Your objective - Word for word, quote all of the material, omitting the pictures.

— start of Recorded data —

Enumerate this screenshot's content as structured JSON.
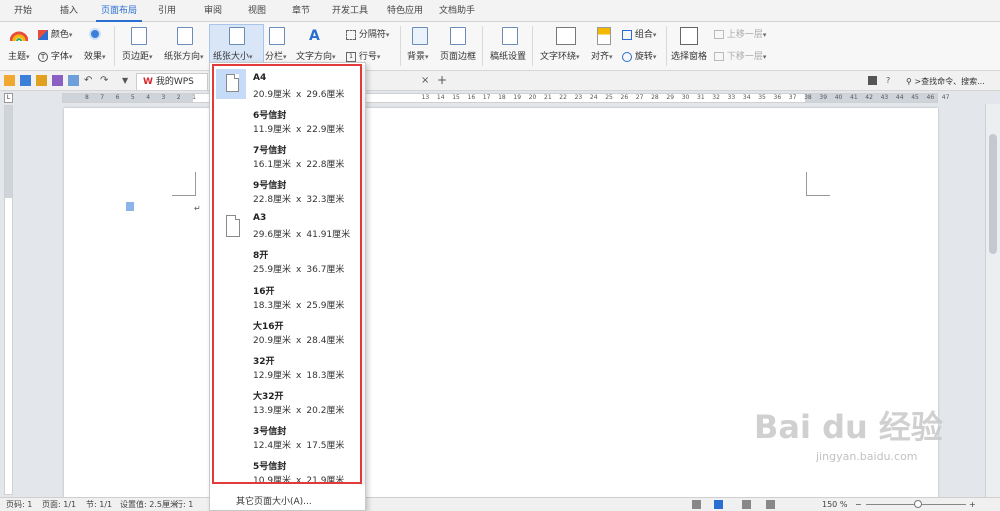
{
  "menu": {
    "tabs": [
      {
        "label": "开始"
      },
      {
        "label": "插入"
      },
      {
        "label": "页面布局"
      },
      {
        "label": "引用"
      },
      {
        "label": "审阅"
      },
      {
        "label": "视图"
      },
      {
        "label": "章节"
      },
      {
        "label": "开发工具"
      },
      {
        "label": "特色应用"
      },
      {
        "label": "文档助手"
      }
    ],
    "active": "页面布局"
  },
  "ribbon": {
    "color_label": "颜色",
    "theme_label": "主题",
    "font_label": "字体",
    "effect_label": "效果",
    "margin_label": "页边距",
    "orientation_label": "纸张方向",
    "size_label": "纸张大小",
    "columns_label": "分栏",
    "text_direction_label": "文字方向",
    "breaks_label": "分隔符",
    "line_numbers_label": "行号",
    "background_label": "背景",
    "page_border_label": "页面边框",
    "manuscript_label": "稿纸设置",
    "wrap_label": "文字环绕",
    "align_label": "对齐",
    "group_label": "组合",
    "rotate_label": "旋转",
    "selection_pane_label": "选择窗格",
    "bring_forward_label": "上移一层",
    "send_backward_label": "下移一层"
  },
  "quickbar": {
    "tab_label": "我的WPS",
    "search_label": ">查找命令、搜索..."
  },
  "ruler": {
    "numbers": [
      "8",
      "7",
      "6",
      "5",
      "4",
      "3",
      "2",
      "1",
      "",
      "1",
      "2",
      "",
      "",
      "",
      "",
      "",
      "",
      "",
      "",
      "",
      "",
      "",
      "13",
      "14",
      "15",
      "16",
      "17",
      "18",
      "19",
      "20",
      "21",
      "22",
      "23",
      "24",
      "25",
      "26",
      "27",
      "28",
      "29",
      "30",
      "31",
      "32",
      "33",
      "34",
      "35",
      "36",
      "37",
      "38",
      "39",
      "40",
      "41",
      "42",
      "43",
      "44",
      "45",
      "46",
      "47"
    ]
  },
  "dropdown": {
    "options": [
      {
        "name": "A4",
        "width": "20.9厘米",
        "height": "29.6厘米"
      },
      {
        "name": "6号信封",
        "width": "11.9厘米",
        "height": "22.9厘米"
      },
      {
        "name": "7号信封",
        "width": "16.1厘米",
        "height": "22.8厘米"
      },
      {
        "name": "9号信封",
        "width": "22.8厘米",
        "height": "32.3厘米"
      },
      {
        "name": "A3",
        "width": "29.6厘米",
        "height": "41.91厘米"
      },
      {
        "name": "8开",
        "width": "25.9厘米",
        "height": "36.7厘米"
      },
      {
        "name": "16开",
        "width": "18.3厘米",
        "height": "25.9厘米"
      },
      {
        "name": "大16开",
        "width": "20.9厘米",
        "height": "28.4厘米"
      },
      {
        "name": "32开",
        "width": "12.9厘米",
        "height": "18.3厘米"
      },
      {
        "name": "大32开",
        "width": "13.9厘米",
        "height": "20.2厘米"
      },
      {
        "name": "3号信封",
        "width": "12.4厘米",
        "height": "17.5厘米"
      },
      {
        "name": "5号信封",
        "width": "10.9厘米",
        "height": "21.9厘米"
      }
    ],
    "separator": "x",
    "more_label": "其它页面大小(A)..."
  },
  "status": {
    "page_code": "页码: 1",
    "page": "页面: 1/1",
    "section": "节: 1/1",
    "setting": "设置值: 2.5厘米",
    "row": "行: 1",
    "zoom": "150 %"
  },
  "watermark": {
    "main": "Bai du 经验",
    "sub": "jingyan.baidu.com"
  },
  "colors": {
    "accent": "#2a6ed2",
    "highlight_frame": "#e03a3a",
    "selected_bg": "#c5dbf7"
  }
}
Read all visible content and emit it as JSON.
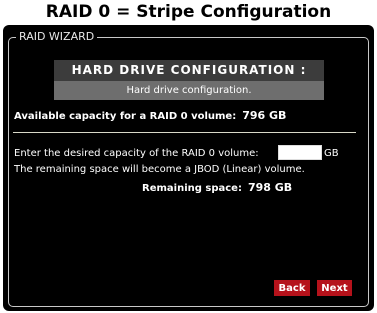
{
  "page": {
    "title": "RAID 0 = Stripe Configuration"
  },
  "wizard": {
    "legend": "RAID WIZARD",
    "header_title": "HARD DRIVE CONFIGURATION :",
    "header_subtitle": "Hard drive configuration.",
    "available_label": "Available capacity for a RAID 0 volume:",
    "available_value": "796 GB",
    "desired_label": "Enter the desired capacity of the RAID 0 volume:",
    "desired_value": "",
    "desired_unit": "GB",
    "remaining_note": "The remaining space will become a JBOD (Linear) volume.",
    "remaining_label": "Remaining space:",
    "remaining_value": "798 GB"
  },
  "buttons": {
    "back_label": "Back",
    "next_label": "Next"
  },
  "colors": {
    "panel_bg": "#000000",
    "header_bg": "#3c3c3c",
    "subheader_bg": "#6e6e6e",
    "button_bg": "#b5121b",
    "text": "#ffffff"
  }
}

— end of Recorded data —

Answer for the task -
Enumerate this screenshot's content as structured JSON.
{
  "menu": {
    "tabs": [
      {
        "label": "开始"
      },
      {
        "label": "插入"
      },
      {
        "label": "页面布局"
      },
      {
        "label": "引用"
      },
      {
        "label": "审阅"
      },
      {
        "label": "视图"
      },
      {
        "label": "章节"
      },
      {
        "label": "开发工具"
      },
      {
        "label": "特色应用"
      },
      {
        "label": "文档助手"
      }
    ],
    "active": "页面布局"
  },
  "ribbon": {
    "color_label": "颜色",
    "theme_label": "主题",
    "font_label": "字体",
    "effect_label": "效果",
    "margin_label": "页边距",
    "orientation_label": "纸张方向",
    "size_label": "纸张大小",
    "columns_label": "分栏",
    "text_direction_label": "文字方向",
    "breaks_label": "分隔符",
    "line_numbers_label": "行号",
    "background_label": "背景",
    "page_border_label": "页面边框",
    "manuscript_label": "稿纸设置",
    "wrap_label": "文字环绕",
    "align_label": "对齐",
    "group_label": "组合",
    "rotate_label": "旋转",
    "selection_pane_label": "选择窗格",
    "bring_forward_label": "上移一层",
    "send_backward_label": "下移一层"
  },
  "quickbar": {
    "tab_label": "我的WPS",
    "search_label": ">查找命令、搜索..."
  },
  "ruler": {
    "numbers": [
      "8",
      "7",
      "6",
      "5",
      "4",
      "3",
      "2",
      "1",
      "",
      "1",
      "2",
      "",
      "",
      "",
      "",
      "",
      "",
      "",
      "",
      "",
      "",
      "",
      "13",
      "14",
      "15",
      "16",
      "17",
      "18",
      "19",
      "20",
      "21",
      "22",
      "23",
      "24",
      "25",
      "26",
      "27",
      "28",
      "29",
      "30",
      "31",
      "32",
      "33",
      "34",
      "35",
      "36",
      "37",
      "38",
      "39",
      "40",
      "41",
      "42",
      "43",
      "44",
      "45",
      "46",
      "47"
    ]
  },
  "dropdown": {
    "options": [
      {
        "name": "A4",
        "width": "20.9厘米",
        "height": "29.6厘米"
      },
      {
        "name": "6号信封",
        "width": "11.9厘米",
        "height": "22.9厘米"
      },
      {
        "name": "7号信封",
        "width": "16.1厘米",
        "height": "22.8厘米"
      },
      {
        "name": "9号信封",
        "width": "22.8厘米",
        "height": "32.3厘米"
      },
      {
        "name": "A3",
        "width": "29.6厘米",
        "height": "41.91厘米"
      },
      {
        "name": "8开",
        "width": "25.9厘米",
        "height": "36.7厘米"
      },
      {
        "name": "16开",
        "width": "18.3厘米",
        "height": "25.9厘米"
      },
      {
        "name": "大16开",
        "width": "20.9厘米",
        "height": "28.4厘米"
      },
      {
        "name": "32开",
        "width": "12.9厘米",
        "height": "18.3厘米"
      },
      {
        "name": "大32开",
        "width": "13.9厘米",
        "height": "20.2厘米"
      },
      {
        "name": "3号信封",
        "width": "12.4厘米",
        "height": "17.5厘米"
      },
      {
        "name": "5号信封",
        "width": "10.9厘米",
        "height": "21.9厘米"
      }
    ],
    "separator": "x",
    "more_label": "其它页面大小(A)..."
  },
  "status": {
    "page_code": "页码: 1",
    "page": "页面: 1/1",
    "section": "节: 1/1",
    "setting": "设置值: 2.5厘米",
    "row": "行: 1",
    "zoom": "150 %"
  },
  "watermark": {
    "main": "Bai du 经验",
    "sub": "jingyan.baidu.com"
  },
  "colors": {
    "accent": "#2a6ed2",
    "highlight_frame": "#e03a3a",
    "selected_bg": "#c5dbf7"
  }
}
Read all visible content and emit it as JSON.
{
  "page": {
    "title": "RAID 0 = Stripe Configuration"
  },
  "wizard": {
    "legend": "RAID WIZARD",
    "header_title": "HARD DRIVE CONFIGURATION :",
    "header_subtitle": "Hard drive configuration.",
    "available_label": "Available capacity for a RAID 0 volume:",
    "available_value": "796 GB",
    "desired_label": "Enter the desired capacity of the RAID 0 volume:",
    "desired_value": "",
    "desired_unit": "GB",
    "remaining_note": "The remaining space will become a JBOD (Linear) volume.",
    "remaining_label": "Remaining space:",
    "remaining_value": "798 GB"
  },
  "buttons": {
    "back_label": "Back",
    "next_label": "Next"
  },
  "colors": {
    "panel_bg": "#000000",
    "header_bg": "#3c3c3c",
    "subheader_bg": "#6e6e6e",
    "button_bg": "#b5121b",
    "text": "#ffffff"
  }
}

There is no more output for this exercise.